## Entries supplied
## begin
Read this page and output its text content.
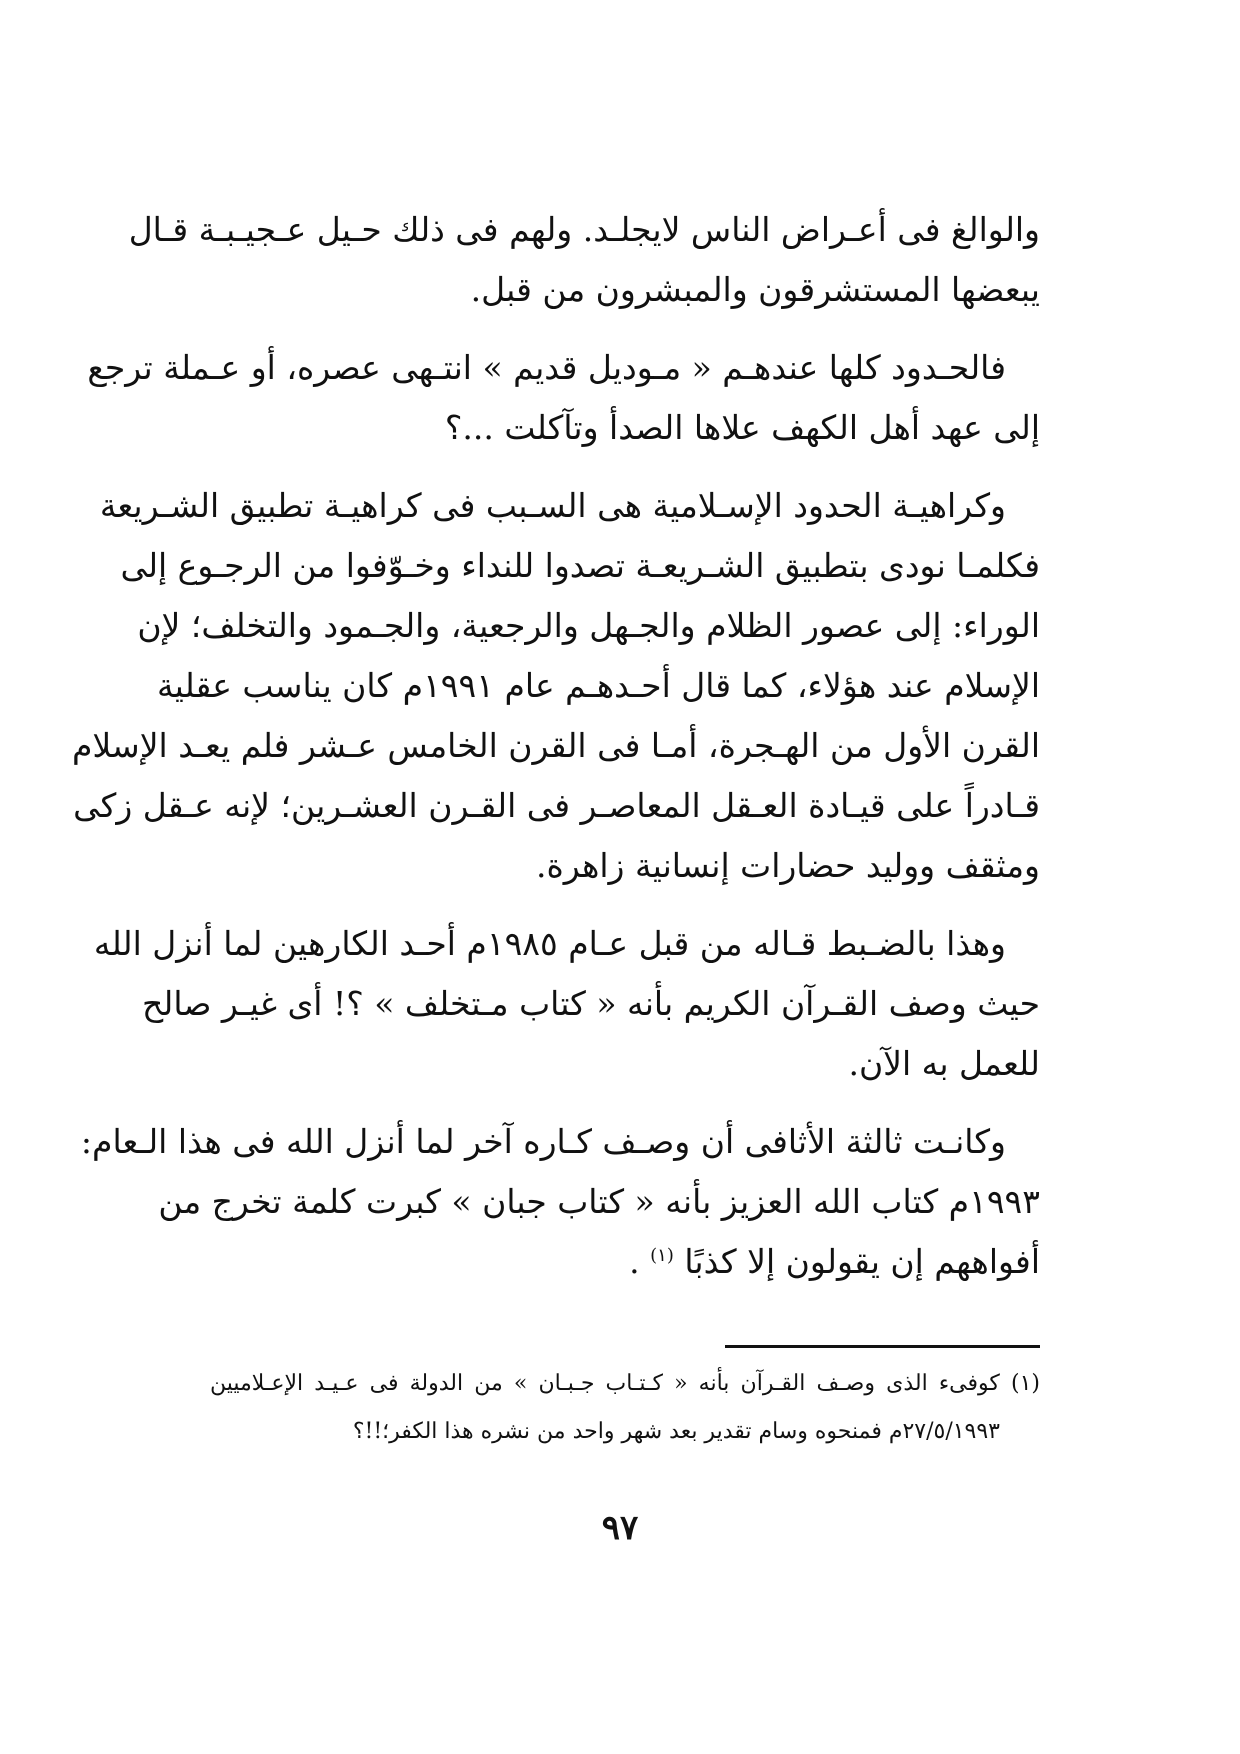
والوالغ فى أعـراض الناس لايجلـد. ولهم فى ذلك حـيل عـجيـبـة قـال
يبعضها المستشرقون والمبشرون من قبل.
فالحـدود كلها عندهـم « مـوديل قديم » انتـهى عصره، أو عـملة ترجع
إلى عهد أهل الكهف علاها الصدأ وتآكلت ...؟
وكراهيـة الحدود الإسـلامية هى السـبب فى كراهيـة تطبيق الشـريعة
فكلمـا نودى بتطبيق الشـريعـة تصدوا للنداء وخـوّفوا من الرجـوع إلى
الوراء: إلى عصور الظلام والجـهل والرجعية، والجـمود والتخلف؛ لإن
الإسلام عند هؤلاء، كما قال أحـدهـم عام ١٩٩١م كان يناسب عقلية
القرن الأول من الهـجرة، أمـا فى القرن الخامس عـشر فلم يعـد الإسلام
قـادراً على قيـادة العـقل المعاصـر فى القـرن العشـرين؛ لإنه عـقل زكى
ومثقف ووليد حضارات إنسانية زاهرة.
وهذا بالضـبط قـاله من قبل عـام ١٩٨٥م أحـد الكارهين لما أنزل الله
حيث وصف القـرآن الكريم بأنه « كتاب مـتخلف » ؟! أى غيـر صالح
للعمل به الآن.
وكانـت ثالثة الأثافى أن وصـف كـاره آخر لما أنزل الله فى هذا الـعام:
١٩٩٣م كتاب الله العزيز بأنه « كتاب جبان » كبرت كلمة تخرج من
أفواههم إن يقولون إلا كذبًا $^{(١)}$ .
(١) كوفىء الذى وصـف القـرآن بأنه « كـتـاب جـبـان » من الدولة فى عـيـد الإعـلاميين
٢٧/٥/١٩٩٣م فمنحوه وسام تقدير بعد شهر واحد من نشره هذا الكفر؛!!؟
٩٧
## end
## Set task
Copy the records exactly as they appear, excluding images.

## Worked answer
Read this page and output its text content.
والوالغ فى أعـراض الناس لايجلـد. ولهم فى ذلك حـيل عـجيـبـة قـال
يبعضها المستشرقون والمبشرون من قبل.
فالحـدود كلها عندهـم « مـوديل قديم » انتـهى عصره، أو عـملة ترجع
إلى عهد أهل الكهف علاها الصدأ وتآكلت ...؟
وكراهيـة الحدود الإسـلامية هى السـبب فى كراهيـة تطبيق الشـريعة
فكلمـا نودى بتطبيق الشـريعـة تصدوا للنداء وخـوّفوا من الرجـوع إلى
الوراء: إلى عصور الظلام والجـهل والرجعية، والجـمود والتخلف؛ لإن
الإسلام عند هؤلاء، كما قال أحـدهـم عام ١٩٩١م كان يناسب عقلية
القرن الأول من الهـجرة، أمـا فى القرن الخامس عـشر فلم يعـد الإسلام
قـادراً على قيـادة العـقل المعاصـر فى القـرن العشـرين؛ لإنه عـقل زكى
ومثقف ووليد حضارات إنسانية زاهرة.
وهذا بالضـبط قـاله من قبل عـام ١٩٨٥م أحـد الكارهين لما أنزل الله
حيث وصف القـرآن الكريم بأنه « كتاب مـتخلف » ؟! أى غيـر صالح
للعمل به الآن.
وكانـت ثالثة الأثافى أن وصـف كـاره آخر لما أنزل الله فى هذا الـعام:
١٩٩٣م كتاب الله العزيز بأنه « كتاب جبان » كبرت كلمة تخرج من
أفواههم إن يقولون إلا كذبًا $^{(١)}$ .
(١) كوفىء الذى وصـف القـرآن بأنه « كـتـاب جـبـان » من الدولة فى عـيـد الإعـلاميين
٢٧/٥/١٩٩٣م فمنحوه وسام تقدير بعد شهر واحد من نشره هذا الكفر؛!!؟
٩٧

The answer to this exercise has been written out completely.